* **Exercise**: Copy, in full, each line of the material that holds the word "name".

* **Data provided**:
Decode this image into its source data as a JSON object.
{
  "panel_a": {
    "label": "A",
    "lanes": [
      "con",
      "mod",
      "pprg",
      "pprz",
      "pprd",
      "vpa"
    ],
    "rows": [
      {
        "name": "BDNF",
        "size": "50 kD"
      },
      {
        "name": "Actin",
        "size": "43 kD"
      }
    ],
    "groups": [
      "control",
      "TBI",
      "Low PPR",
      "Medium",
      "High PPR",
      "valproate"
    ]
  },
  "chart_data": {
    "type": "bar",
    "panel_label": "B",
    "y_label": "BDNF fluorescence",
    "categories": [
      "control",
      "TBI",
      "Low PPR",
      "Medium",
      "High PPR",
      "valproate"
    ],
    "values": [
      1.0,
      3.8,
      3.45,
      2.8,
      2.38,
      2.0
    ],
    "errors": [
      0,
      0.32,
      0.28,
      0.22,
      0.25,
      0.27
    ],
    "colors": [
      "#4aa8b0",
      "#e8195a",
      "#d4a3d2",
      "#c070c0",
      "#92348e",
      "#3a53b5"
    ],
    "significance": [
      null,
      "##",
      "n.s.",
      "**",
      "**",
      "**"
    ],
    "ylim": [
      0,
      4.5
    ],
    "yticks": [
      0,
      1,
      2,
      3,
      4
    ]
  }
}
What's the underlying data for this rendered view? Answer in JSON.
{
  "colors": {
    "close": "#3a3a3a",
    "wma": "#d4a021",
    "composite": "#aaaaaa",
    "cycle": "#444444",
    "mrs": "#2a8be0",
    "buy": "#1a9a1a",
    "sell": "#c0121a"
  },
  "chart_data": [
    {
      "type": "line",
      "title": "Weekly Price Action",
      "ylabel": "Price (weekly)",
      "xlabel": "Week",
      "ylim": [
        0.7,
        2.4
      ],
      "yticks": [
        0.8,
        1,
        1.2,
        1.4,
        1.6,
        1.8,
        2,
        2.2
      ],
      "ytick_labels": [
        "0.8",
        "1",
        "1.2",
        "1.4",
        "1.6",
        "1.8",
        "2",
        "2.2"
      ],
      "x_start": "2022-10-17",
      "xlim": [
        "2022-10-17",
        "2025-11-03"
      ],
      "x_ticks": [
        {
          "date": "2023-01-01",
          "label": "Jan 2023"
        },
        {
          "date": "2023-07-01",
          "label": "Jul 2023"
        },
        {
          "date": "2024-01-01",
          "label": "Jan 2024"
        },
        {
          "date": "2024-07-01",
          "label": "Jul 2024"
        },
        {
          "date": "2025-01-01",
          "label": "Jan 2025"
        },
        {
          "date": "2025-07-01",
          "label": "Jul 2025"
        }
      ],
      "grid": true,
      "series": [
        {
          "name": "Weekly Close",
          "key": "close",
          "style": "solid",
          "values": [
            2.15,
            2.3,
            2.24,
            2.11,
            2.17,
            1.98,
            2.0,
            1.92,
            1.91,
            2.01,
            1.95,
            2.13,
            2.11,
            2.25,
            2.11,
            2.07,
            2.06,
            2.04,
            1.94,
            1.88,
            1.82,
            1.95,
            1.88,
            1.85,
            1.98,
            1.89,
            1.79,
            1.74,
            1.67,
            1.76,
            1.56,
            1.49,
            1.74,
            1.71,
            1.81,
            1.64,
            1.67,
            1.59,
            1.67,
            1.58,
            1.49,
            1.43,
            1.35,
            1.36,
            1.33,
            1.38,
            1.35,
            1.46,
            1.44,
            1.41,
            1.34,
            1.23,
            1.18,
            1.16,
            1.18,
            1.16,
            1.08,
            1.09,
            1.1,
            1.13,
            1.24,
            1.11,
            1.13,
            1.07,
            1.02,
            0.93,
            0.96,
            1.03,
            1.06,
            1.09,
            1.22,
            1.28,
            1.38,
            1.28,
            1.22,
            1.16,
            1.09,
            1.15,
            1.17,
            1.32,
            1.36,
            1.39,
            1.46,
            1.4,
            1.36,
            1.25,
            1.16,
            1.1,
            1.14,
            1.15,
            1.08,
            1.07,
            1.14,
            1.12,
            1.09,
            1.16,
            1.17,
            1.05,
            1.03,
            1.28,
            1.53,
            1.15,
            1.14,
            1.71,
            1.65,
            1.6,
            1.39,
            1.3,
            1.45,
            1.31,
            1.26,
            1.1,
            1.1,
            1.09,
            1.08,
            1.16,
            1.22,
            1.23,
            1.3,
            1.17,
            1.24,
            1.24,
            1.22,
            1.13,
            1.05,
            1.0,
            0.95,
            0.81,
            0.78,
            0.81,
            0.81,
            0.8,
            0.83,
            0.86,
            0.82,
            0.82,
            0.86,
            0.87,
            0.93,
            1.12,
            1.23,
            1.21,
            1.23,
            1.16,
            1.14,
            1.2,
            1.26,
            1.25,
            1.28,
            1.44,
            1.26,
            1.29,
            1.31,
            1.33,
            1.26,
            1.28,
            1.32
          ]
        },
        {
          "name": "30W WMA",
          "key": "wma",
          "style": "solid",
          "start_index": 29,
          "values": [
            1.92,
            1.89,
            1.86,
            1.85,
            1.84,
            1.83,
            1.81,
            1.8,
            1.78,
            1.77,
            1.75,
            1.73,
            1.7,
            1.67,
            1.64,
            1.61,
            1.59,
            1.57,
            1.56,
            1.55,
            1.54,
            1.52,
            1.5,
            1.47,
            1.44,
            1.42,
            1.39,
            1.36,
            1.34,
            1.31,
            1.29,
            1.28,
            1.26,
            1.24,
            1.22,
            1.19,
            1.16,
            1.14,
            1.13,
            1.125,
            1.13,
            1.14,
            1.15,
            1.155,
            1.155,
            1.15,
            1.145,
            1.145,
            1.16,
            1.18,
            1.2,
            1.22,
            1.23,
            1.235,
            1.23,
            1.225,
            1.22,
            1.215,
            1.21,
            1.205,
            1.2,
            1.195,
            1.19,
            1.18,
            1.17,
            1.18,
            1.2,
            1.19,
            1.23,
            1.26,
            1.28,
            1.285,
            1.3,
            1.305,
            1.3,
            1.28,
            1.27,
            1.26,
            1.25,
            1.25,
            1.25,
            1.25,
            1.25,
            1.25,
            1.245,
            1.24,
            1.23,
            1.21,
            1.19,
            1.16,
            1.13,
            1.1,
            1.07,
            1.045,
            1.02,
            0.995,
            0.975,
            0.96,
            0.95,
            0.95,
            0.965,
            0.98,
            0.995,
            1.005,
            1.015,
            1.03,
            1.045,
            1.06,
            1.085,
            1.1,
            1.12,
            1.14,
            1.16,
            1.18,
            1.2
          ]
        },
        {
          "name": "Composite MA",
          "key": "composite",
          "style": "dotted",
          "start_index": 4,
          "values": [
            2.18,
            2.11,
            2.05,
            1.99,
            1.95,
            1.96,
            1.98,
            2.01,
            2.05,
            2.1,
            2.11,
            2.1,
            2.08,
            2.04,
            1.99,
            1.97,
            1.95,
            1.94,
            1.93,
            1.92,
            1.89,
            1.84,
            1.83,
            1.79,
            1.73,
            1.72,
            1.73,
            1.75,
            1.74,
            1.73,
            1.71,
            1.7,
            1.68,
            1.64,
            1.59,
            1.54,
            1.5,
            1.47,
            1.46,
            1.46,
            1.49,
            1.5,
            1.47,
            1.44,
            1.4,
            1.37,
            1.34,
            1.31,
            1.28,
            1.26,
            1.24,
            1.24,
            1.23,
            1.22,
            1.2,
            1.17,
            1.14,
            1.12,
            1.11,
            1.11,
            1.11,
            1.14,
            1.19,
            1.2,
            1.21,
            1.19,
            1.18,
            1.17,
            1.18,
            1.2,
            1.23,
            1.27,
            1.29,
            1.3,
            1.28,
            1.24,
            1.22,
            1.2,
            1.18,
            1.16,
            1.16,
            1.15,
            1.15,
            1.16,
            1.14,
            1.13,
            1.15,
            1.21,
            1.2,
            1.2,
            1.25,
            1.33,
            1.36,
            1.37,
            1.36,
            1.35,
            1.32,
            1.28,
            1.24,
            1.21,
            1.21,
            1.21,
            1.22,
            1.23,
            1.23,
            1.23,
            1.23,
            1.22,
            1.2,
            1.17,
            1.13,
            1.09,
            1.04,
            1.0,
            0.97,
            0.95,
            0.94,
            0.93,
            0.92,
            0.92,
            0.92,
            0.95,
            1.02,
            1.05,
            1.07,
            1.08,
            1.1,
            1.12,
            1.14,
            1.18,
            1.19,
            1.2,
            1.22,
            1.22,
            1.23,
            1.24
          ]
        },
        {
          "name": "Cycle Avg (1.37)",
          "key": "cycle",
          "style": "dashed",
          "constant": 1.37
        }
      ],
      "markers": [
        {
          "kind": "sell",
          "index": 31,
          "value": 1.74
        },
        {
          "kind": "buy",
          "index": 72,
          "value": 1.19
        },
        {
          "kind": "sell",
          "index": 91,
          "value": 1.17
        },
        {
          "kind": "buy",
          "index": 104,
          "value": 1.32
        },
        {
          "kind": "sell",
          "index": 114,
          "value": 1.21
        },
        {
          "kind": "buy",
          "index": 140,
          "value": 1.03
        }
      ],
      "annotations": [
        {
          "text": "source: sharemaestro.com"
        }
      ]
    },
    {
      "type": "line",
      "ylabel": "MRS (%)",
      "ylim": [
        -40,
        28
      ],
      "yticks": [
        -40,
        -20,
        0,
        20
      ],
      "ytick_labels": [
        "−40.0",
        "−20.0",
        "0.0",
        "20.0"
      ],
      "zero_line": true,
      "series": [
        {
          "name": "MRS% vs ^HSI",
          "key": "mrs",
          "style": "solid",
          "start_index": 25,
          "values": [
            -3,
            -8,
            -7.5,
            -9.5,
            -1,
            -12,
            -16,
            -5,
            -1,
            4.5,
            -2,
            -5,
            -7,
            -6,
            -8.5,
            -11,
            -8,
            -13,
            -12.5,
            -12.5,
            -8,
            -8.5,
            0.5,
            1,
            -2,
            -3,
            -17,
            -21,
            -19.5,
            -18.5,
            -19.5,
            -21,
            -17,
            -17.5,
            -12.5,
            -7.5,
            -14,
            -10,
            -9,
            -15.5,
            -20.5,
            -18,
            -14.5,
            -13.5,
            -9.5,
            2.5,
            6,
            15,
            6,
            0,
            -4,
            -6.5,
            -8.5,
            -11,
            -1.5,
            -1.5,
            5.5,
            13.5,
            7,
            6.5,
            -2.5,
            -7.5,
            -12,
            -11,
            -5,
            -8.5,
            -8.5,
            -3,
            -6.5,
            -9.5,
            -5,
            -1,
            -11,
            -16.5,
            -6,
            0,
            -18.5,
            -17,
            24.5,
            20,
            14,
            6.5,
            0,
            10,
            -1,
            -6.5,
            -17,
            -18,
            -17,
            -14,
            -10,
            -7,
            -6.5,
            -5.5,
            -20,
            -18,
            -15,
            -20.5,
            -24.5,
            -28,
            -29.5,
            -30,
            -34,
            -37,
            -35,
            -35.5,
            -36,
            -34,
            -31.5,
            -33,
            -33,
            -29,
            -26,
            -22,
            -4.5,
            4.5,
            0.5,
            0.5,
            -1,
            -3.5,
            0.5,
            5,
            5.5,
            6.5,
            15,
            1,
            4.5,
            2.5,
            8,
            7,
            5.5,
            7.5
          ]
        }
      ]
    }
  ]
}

* **Written response**:
        "name": "BDNF",
        "name": "Actin",
          "name": "Weekly Close",
          "name": "30W WMA",
          "name": "Composite MA",
          "name": "Cycle Avg (1.37)",
          "name": "MRS% vs ^HSI",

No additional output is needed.